- **GIVEN TASK**: Write out the lines from the one containing "Extract 22 of" through the one containing "x-tick-label: Satisfied xyxy=(355,464,426,477)", inclusive, exactly as they appear in the items below.

DATA SECTION start

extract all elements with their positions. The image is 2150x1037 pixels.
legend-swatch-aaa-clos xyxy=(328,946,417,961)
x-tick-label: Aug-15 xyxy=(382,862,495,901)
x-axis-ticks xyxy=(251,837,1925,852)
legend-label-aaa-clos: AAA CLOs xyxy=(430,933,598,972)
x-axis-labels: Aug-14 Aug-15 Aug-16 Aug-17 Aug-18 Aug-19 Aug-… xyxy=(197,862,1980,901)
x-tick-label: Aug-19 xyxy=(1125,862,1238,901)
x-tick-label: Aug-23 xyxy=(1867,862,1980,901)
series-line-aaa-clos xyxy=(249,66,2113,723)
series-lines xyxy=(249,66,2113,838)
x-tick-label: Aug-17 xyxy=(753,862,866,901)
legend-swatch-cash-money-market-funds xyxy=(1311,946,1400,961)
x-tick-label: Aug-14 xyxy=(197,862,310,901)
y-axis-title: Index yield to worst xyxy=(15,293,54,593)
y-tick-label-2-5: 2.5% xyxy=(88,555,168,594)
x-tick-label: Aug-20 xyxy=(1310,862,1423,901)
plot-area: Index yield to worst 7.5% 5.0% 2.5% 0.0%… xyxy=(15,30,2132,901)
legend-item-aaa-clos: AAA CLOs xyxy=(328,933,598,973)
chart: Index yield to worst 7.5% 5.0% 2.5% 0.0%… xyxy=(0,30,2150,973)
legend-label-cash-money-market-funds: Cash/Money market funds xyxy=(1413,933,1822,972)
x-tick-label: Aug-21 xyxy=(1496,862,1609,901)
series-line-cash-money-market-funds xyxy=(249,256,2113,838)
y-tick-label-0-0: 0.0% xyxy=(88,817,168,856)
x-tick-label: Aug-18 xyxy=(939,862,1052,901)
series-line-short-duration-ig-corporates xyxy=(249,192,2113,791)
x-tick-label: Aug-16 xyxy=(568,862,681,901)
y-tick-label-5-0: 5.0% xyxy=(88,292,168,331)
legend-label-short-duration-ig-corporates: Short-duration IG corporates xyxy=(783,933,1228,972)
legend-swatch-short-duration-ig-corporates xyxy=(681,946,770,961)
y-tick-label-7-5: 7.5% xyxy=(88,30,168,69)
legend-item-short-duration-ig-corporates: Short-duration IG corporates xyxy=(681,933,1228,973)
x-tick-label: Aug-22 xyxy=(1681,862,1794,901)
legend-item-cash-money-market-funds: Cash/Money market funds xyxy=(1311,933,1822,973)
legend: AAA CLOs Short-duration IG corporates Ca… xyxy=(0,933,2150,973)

DATA SECTION end
DATA SECTION start

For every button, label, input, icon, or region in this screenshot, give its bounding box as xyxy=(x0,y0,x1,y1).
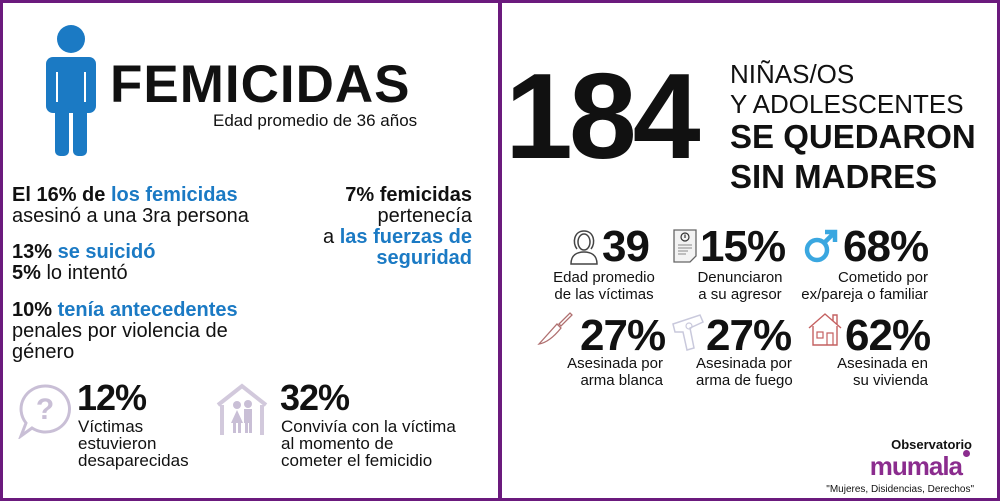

DATA SECTION end
DATA SECTION start

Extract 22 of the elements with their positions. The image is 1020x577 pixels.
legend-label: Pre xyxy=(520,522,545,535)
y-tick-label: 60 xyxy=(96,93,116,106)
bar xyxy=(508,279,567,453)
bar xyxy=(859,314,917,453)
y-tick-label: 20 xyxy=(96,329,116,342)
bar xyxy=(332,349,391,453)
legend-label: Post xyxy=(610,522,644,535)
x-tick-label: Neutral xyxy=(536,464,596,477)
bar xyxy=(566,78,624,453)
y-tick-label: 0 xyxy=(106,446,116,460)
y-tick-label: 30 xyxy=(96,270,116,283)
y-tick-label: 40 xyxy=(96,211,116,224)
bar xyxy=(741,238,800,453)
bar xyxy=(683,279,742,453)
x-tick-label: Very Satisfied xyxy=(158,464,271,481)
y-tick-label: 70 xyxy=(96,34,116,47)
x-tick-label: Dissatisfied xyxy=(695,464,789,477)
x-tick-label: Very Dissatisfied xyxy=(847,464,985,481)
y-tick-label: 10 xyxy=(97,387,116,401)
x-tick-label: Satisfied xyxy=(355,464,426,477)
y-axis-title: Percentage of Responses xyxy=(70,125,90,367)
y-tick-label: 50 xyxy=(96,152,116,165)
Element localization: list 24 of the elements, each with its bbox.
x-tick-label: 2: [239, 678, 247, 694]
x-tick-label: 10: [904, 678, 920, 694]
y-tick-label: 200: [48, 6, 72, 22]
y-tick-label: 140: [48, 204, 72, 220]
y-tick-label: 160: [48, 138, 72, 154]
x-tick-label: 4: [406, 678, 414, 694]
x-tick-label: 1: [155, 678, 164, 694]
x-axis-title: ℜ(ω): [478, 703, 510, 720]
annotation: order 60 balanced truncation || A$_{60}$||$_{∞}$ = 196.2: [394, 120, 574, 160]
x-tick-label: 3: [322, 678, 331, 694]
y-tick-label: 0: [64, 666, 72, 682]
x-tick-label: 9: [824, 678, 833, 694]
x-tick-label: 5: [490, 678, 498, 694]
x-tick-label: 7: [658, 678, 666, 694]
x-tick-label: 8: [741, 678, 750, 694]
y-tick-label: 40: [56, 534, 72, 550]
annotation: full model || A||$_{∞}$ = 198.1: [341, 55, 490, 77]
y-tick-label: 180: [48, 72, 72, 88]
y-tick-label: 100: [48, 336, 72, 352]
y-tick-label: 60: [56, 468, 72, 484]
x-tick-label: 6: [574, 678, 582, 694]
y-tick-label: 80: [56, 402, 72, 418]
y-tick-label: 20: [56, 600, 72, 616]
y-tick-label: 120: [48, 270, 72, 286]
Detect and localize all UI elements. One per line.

DATA SECTION end

- **EXERCISE RESULT**:
Extract 22 of the elements with their positions. The image is 1020x577 pixels.
legend-label: Pre xyxy=(520,522,545,535)
y-tick-label: 60 xyxy=(96,93,116,106)
bar xyxy=(508,279,567,453)
bar xyxy=(859,314,917,453)
y-tick-label: 20 xyxy=(96,329,116,342)
bar xyxy=(332,349,391,453)
legend-label: Post xyxy=(610,522,644,535)
x-tick-label: Neutral xyxy=(536,464,596,477)
bar xyxy=(566,78,624,453)
y-tick-label: 0 xyxy=(106,446,116,460)
y-tick-label: 30 xyxy=(96,270,116,283)
y-tick-label: 40 xyxy=(96,211,116,224)
bar xyxy=(741,238,800,453)
bar xyxy=(683,279,742,453)
x-tick-label: Very Satisfied xyxy=(158,464,271,481)
y-tick-label: 70 xyxy=(96,34,116,47)
x-tick-label: Dissatisfied xyxy=(695,464,789,477)
x-tick-label: Very Dissatisfied xyxy=(847,464,985,481)
y-tick-label: 10 xyxy=(97,387,116,401)
x-tick-label: Satisfied xyxy=(355,464,426,477)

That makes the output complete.